**SET TASK:** Read the listing and extract each line that includes the word "name".
--- Start ---
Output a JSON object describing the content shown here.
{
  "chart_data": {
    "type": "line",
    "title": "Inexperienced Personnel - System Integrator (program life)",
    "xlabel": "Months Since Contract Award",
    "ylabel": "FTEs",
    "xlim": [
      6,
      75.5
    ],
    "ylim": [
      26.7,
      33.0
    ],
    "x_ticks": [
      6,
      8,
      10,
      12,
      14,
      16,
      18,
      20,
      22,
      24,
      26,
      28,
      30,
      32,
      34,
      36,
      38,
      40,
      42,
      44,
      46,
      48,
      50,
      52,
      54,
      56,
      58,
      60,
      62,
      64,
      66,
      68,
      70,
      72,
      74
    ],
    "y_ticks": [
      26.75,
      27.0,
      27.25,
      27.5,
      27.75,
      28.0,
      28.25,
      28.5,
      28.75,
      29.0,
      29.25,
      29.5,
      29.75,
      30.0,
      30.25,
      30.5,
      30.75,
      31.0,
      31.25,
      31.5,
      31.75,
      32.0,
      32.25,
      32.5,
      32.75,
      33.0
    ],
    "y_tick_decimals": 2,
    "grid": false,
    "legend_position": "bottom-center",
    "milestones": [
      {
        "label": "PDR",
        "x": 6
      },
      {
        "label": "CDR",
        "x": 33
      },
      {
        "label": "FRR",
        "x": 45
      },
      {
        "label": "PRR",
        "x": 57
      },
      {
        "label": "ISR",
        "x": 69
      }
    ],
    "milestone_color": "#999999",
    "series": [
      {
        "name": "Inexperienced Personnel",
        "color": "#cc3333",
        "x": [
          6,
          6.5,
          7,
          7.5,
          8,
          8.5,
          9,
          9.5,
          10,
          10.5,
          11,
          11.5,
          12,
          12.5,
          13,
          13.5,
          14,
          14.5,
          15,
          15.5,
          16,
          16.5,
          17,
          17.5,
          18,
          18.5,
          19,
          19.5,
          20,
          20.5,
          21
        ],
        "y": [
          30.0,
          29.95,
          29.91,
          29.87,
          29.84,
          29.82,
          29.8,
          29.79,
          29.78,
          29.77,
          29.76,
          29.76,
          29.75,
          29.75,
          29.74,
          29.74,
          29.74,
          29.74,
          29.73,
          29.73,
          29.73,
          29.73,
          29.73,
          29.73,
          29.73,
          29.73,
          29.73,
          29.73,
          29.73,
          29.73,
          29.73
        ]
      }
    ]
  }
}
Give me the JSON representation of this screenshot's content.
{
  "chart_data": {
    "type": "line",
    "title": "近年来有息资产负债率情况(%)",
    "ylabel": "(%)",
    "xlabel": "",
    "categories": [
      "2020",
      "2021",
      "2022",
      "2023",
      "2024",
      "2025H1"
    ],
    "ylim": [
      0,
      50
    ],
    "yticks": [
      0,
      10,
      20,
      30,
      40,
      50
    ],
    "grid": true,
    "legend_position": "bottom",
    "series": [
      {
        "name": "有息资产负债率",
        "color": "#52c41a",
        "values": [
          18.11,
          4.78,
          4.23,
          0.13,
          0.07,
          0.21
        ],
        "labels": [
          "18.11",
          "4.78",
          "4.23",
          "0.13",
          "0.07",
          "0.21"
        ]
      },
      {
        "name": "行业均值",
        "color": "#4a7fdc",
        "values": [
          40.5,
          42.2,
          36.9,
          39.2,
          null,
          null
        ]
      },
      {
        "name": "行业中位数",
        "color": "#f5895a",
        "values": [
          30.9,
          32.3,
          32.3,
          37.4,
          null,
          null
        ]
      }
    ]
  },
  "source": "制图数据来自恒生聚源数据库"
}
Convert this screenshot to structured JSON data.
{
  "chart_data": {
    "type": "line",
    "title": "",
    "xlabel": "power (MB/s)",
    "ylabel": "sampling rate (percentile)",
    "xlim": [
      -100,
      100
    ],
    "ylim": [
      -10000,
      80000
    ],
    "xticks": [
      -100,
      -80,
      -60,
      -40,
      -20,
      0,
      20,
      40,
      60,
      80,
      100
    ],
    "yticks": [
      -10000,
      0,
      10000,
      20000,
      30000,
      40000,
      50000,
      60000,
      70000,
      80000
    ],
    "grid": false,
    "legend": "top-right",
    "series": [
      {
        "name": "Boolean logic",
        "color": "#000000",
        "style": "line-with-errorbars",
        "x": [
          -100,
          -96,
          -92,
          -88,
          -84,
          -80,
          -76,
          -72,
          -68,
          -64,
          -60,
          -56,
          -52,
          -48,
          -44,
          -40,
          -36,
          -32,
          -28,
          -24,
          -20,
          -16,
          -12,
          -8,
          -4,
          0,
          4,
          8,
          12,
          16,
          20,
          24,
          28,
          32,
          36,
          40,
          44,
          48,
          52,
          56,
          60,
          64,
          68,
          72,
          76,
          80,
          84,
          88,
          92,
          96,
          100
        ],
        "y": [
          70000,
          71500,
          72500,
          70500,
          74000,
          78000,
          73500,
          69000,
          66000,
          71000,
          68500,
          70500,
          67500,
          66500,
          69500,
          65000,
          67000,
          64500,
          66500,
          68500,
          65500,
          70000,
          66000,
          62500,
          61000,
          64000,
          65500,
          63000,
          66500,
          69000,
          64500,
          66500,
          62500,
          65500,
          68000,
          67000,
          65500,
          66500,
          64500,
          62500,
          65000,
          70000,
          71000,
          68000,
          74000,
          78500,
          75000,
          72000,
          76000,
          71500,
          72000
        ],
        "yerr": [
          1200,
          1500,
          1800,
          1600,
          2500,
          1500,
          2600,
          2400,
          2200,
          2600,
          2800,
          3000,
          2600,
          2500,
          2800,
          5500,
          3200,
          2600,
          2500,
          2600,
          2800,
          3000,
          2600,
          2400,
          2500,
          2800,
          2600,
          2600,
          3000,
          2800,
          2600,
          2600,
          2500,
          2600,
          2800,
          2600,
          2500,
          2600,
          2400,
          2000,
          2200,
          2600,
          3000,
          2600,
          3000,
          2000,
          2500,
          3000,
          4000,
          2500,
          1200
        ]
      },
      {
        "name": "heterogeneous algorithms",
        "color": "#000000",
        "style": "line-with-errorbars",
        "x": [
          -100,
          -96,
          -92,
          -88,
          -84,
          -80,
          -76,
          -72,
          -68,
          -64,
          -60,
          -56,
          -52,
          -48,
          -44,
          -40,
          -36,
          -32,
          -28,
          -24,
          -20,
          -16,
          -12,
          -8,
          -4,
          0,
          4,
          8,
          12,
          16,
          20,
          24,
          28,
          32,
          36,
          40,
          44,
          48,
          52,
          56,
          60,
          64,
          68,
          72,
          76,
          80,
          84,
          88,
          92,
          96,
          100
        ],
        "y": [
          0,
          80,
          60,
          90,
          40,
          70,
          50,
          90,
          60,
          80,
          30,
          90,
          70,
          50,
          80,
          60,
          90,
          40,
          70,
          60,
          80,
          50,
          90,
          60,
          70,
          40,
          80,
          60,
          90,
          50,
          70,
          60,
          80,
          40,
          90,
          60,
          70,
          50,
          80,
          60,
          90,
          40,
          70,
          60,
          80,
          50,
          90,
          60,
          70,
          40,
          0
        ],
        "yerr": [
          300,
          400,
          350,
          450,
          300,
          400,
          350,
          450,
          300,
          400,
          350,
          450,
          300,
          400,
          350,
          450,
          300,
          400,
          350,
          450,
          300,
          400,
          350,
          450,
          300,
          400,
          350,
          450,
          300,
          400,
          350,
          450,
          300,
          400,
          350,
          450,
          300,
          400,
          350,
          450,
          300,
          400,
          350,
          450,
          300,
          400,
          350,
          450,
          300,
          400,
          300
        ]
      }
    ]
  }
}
--- End ---
**ANSWER BELOW:**
        "name": "Inexperienced Personnel",
        "name": "有息资产负债率",
        "name": "行业均值",
        "name": "行业中位数",
        "name": "Boolean logic",
        "name": "heterogeneous algorithms",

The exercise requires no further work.